[Data entries]
▶

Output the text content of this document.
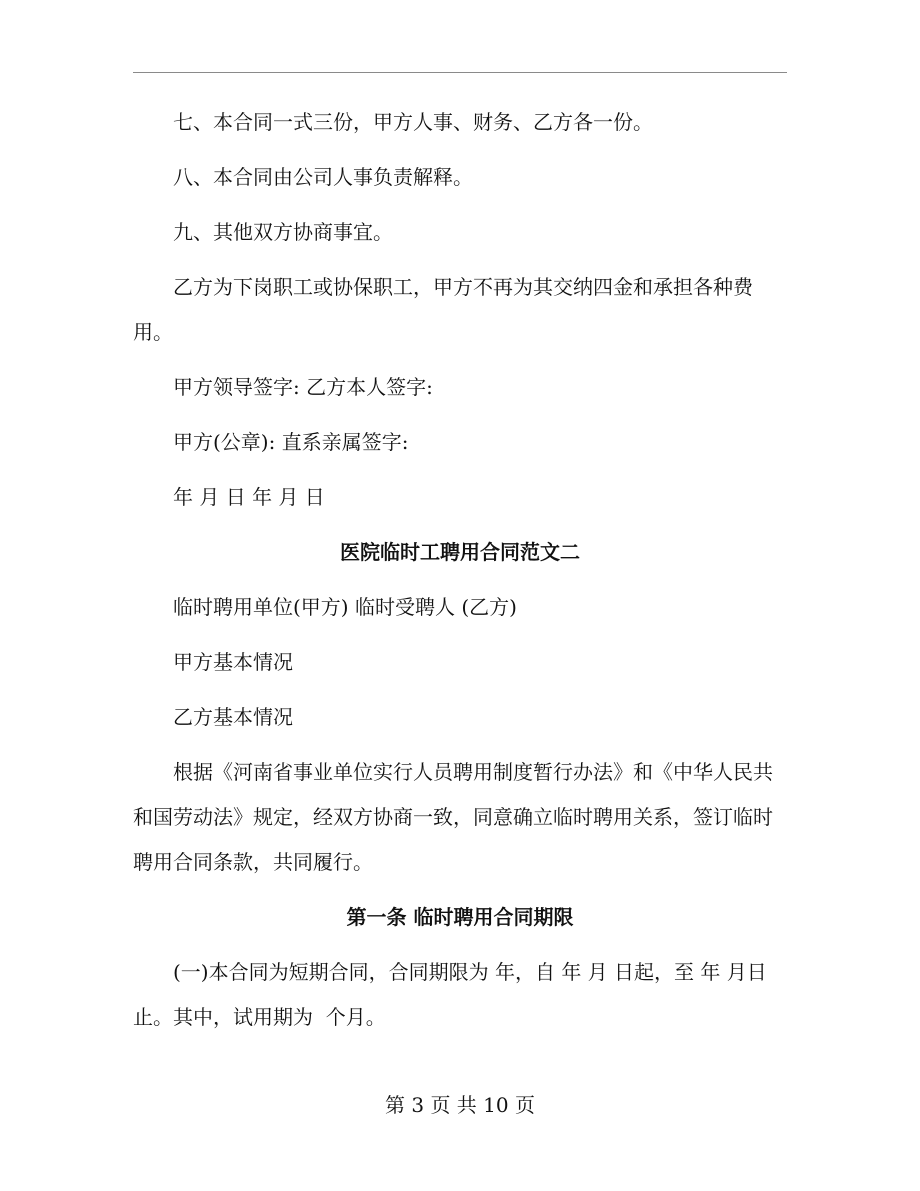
七、本合同一式三份，甲方人事、财务、乙方各一份。

八、本合同由公司人事负责解释。

九、其他双方协商事宜。

乙方为下岗职工或协保职工，甲方不再为其交纳四金和承担各种费用。

甲方领导签字: 乙方本人签字:

甲方(公章): 直系亲属签字:

年 月 日 年 月 日

医院临时工聘用合同范文二

临时聘用单位(甲方) 临时受聘人 (乙方)

甲方基本情况

乙方基本情况

根据《河南省事业单位实行人员聘用制度暂行办法》和《中华人民共和国劳动法》规定，经双方协商一致，同意确立临时聘用关系，签订临时聘用合同条款，共同履行。

第一条 临时聘用合同期限

(一)本合同为短期合同，合同期限为 年，自 年 月 日起，至 年 月日止。其中，试用期为  个月。

第 3 页 共 10 页
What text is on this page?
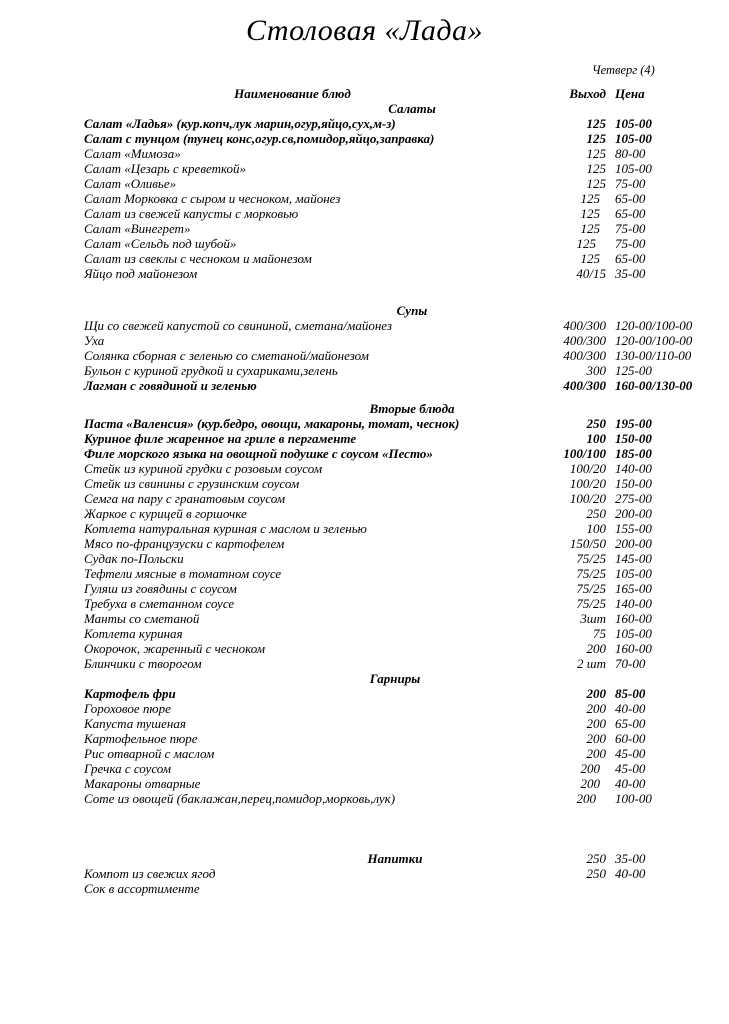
Столовая «Лада»
Четверг (4)
Наименование блюд	Выход Цена
Салаты
Салат «Ладья» (кур.копч,лук марин,огур,яйцо,сух,м-з)	125 105-00
Салат с тунцом (тунец конс,огур.св,помидор,яйцо,заправка)	125 105-00
Салат «Мимоза»	125 80-00
Салат «Цезарь с креветкой»	125 105-00
Салат «Оливье»	125 75-00
Салат Морковка с сыром и чесноком, майонез	125 65-00
Салат из свежей капусты с морковью	125 65-00
Салат «Винегрет»	125 75-00
Салат «Сельдь под шубой»	125 75-00
Салат из свеклы с чесноком и майонезом	125 65-00
Яйцо под майонезом	40/15 35-00
Супы
Щи со свежей капустой со свининой, сметана/майонез	400/300 120-00/100-00
Уха	400/300 120-00/100-00
Солянка сборная с зеленью со сметаной/майонезом	400/300 130-00/110-00
Бульон с куриной грудкой и сухариками,зелень	300 125-00
Лагман с говядиной и зеленью	400/300 160-00/130-00
Вторые блюда
Паста «Валенсия» (кур.бедро, овощи, макароны, томат, чеснок)	250 195-00
Куриное филе жаренное на гриле в пергаменте	100 150-00
Филе морского языка на овощной подушке с соусом «Песто»	100/100 185-00
Стейк из куриной грудки с розовым соусом	100/20 140-00
Стейк из свинины с грузинским соусом	100/20 150-00
Семга на пару с гранатовым соусом	100/20 275-00
Жаркое с курицей в горшочке	250 200-00
Котлета натуральная куриная с маслом и зеленью	100 155-00
Мясо по-французуски с картофелем	150/50 200-00
Судак по-Польски	75/25 145-00
Тефтели мясные в томатном соусе	75/25 105-00
Гуляш из говядины с соусом	75/25 165-00
Требуха в сметанном соусе	75/25 140-00
Манты со сметаной	3шт 160-00
Котлета куриная	75 105-00
Окорочок, жаренный с чесноком	200 160-00
Блинчики с творогом	2 шт 70-00
Гарниры
Картофель фри	200 85-00
Гороховое пюре	200 40-00
Капуста тушеная	200 65-00
Картофельное пюре	200 60-00
Рис отварной с маслом	200 45-00
Гречка с соусом	200 45-00
Макароны отварные	200 40-00
Соте из овощей (баклажан,перец,помидор,морковь,лук)	200 100-00
Напитки	250 35-00
Компот из свежих ягод	250 40-00
Сок в ассортименте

◀

### Exercise task:
Restate the entire listing word for word, excluding pictures.

### Complete answer:
Output the text content of this document.
七、本合同一式三份，甲方人事、财务、乙方各一份。

八、本合同由公司人事负责解释。

九、其他双方协商事宜。

乙方为下岗职工或协保职工，甲方不再为其交纳四金和承担各种费用。

甲方领导签字: 乙方本人签字:

甲方(公章): 直系亲属签字:

年 月 日 年 月 日

医院临时工聘用合同范文二

临时聘用单位(甲方) 临时受聘人 (乙方)

甲方基本情况

乙方基本情况

根据《河南省事业单位实行人员聘用制度暂行办法》和《中华人民共和国劳动法》规定，经双方协商一致，同意确立临时聘用关系，签订临时聘用合同条款，共同履行。

第一条 临时聘用合同期限

(一)本合同为短期合同，合同期限为 年，自 年 月 日起，至 年 月日止。其中，试用期为  个月。

第 3 页 共 10 页
What text is on this page?
Столовая «Лада»
Четверг (4)
Наименование блюд	Выход Цена
Салаты
Салат «Ладья» (кур.копч,лук марин,огур,яйцо,сух,м-з)	125 105-00
Салат с тунцом (тунец конс,огур.св,помидор,яйцо,заправка)	125 105-00
Салат «Мимоза»	125 80-00
Салат «Цезарь с креветкой»	125 105-00
Салат «Оливье»	125 75-00
Салат Морковка с сыром и чесноком, майонез	125 65-00
Салат из свежей капусты с морковью	125 65-00
Салат «Винегрет»	125 75-00
Салат «Сельдь под шубой»	125 75-00
Салат из свеклы с чесноком и майонезом	125 65-00
Яйцо под майонезом	40/15 35-00
Супы
Щи со свежей капустой со свининой, сметана/майонез	400/300 120-00/100-00
Уха	400/300 120-00/100-00
Солянка сборная с зеленью со сметаной/майонезом	400/300 130-00/110-00
Бульон с куриной грудкой и сухариками,зелень	300 125-00
Лагман с говядиной и зеленью	400/300 160-00/130-00
Вторые блюда
Паста «Валенсия» (кур.бедро, овощи, макароны, томат, чеснок)	250 195-00
Куриное филе жаренное на гриле в пергаменте	100 150-00
Филе морского языка на овощной подушке с соусом «Песто»	100/100 185-00
Стейк из куриной грудки с розовым соусом	100/20 140-00
Стейк из свинины с грузинским соусом	100/20 150-00
Семга на пару с гранатовым соусом	100/20 275-00
Жаркое с курицей в горшочке	250 200-00
Котлета натуральная куриная с маслом и зеленью	100 155-00
Мясо по-французуски с картофелем	150/50 200-00
Судак по-Польски	75/25 145-00
Тефтели мясные в томатном соусе	75/25 105-00
Гуляш из говядины с соусом	75/25 165-00
Требуха в сметанном соусе	75/25 140-00
Манты со сметаной	3шт 160-00
Котлета куриная	75 105-00
Окорочок, жаренный с чесноком	200 160-00
Блинчики с творогом	2 шт 70-00
Гарниры
Картофель фри	200 85-00
Гороховое пюре	200 40-00
Капуста тушеная	200 65-00
Картофельное пюре	200 60-00
Рис отварной с маслом	200 45-00
Гречка с соусом	200 45-00
Макароны отварные	200 40-00
Соте из овощей (баклажан,перец,помидор,морковь,лук)	200 100-00
Напитки	250 35-00
Компот из свежих ягод	250 40-00
Сок в ассортименте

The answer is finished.